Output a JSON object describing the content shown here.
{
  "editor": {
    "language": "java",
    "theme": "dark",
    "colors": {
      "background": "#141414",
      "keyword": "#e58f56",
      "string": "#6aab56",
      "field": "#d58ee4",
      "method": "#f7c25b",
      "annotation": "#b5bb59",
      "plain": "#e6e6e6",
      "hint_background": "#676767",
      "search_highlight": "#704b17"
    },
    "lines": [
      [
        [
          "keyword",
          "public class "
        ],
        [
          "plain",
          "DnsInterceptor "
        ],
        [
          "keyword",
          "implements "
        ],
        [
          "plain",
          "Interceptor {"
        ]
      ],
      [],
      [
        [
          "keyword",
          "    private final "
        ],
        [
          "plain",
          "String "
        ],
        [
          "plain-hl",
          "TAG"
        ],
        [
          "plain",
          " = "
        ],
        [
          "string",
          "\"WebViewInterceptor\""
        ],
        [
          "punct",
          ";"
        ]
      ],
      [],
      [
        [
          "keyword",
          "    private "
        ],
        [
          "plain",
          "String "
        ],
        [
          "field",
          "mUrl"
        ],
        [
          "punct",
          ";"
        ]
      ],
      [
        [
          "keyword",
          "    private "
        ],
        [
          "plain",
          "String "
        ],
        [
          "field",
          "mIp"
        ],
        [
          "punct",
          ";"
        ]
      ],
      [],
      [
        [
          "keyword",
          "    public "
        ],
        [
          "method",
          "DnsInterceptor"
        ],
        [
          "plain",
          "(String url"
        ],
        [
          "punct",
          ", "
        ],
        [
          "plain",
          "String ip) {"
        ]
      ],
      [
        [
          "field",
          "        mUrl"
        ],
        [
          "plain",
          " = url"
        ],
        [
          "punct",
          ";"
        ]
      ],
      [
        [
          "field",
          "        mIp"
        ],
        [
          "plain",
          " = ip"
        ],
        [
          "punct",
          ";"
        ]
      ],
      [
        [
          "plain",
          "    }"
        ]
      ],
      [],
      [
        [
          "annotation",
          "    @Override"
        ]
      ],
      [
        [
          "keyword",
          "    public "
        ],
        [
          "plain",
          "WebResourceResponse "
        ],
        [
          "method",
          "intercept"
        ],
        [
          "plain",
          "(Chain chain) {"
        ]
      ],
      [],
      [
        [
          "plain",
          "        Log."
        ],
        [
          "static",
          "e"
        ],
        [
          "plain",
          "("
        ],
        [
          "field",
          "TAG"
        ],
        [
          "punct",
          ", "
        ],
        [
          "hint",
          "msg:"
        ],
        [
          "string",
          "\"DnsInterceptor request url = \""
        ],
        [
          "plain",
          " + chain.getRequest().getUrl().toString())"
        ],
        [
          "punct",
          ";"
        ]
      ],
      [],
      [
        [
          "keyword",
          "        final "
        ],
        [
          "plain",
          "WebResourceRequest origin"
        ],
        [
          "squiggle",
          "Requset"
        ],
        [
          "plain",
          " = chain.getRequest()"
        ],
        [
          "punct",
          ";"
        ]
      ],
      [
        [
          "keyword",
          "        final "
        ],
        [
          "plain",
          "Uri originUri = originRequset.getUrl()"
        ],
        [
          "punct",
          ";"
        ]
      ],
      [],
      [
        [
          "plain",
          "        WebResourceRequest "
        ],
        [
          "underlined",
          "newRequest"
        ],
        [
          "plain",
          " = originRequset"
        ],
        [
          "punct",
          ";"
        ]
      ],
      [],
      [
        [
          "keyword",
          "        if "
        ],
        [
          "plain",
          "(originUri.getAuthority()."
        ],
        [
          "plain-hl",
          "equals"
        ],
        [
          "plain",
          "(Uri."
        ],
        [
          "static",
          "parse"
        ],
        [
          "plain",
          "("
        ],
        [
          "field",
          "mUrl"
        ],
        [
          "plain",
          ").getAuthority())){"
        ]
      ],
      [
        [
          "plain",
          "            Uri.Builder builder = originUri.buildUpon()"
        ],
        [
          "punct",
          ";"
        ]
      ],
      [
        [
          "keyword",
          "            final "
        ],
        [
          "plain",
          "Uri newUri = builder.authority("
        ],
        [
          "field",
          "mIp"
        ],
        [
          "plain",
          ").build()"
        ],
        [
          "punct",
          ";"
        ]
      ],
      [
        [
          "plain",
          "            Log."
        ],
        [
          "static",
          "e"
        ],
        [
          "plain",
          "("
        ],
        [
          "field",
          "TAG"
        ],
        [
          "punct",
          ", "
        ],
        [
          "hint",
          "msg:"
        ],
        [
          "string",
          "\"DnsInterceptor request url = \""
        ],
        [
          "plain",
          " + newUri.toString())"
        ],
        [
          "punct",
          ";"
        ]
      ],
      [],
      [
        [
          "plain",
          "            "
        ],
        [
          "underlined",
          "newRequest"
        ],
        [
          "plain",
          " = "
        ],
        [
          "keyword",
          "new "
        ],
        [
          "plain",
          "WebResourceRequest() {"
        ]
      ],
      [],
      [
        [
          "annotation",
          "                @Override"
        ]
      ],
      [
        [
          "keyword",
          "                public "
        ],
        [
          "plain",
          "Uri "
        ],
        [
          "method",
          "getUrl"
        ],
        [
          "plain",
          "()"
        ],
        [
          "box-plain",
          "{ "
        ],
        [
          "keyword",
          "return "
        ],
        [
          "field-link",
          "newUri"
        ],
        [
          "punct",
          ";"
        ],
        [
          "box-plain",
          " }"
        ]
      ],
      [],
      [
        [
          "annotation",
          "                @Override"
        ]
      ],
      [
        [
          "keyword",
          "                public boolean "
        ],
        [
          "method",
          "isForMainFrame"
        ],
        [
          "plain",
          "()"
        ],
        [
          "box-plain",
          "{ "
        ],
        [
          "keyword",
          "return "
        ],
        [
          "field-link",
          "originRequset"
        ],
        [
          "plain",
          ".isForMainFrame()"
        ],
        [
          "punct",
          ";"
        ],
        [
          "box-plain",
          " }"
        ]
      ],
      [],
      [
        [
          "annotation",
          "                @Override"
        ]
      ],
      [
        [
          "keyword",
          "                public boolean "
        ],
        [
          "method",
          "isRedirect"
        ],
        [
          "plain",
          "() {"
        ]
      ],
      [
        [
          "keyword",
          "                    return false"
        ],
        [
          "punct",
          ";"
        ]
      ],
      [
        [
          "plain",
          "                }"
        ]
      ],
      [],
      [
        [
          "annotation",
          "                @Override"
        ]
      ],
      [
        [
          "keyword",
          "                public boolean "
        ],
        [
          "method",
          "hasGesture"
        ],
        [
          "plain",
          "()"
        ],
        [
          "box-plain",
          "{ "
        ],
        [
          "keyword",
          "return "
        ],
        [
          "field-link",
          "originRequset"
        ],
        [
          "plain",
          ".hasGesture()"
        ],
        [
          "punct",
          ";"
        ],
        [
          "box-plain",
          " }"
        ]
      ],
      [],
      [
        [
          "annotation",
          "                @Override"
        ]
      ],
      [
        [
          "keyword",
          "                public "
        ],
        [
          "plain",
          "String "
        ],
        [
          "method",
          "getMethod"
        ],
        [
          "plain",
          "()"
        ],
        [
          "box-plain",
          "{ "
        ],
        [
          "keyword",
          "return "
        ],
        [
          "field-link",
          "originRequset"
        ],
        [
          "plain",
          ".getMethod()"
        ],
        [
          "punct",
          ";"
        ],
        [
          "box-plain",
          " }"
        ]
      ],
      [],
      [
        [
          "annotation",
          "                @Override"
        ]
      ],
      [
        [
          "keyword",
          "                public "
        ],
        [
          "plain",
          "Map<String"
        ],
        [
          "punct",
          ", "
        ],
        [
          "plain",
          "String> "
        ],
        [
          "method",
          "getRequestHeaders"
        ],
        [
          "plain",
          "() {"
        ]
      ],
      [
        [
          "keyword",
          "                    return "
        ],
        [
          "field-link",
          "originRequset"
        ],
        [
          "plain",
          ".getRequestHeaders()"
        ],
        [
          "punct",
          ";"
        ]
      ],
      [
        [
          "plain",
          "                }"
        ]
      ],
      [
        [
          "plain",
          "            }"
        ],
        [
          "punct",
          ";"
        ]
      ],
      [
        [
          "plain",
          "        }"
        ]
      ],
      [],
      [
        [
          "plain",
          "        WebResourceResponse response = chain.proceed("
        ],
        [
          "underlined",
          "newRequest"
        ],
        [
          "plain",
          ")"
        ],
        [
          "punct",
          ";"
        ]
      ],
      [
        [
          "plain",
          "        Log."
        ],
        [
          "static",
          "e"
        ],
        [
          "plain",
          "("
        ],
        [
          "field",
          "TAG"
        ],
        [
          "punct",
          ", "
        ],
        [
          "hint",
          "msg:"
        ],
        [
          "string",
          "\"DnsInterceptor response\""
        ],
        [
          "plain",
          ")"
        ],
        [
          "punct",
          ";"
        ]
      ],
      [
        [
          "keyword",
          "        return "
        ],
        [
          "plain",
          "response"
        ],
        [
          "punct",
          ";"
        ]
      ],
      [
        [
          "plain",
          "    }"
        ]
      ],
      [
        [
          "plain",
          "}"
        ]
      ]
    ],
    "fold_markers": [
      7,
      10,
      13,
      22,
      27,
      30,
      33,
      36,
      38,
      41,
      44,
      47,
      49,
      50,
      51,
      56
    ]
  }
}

:: Exercise task ::
Pull every line containing "toString" out of the records.

:: Solution below ::
          " + chain.getRequest().getUrl().toString())"
          " + newUri.toString())"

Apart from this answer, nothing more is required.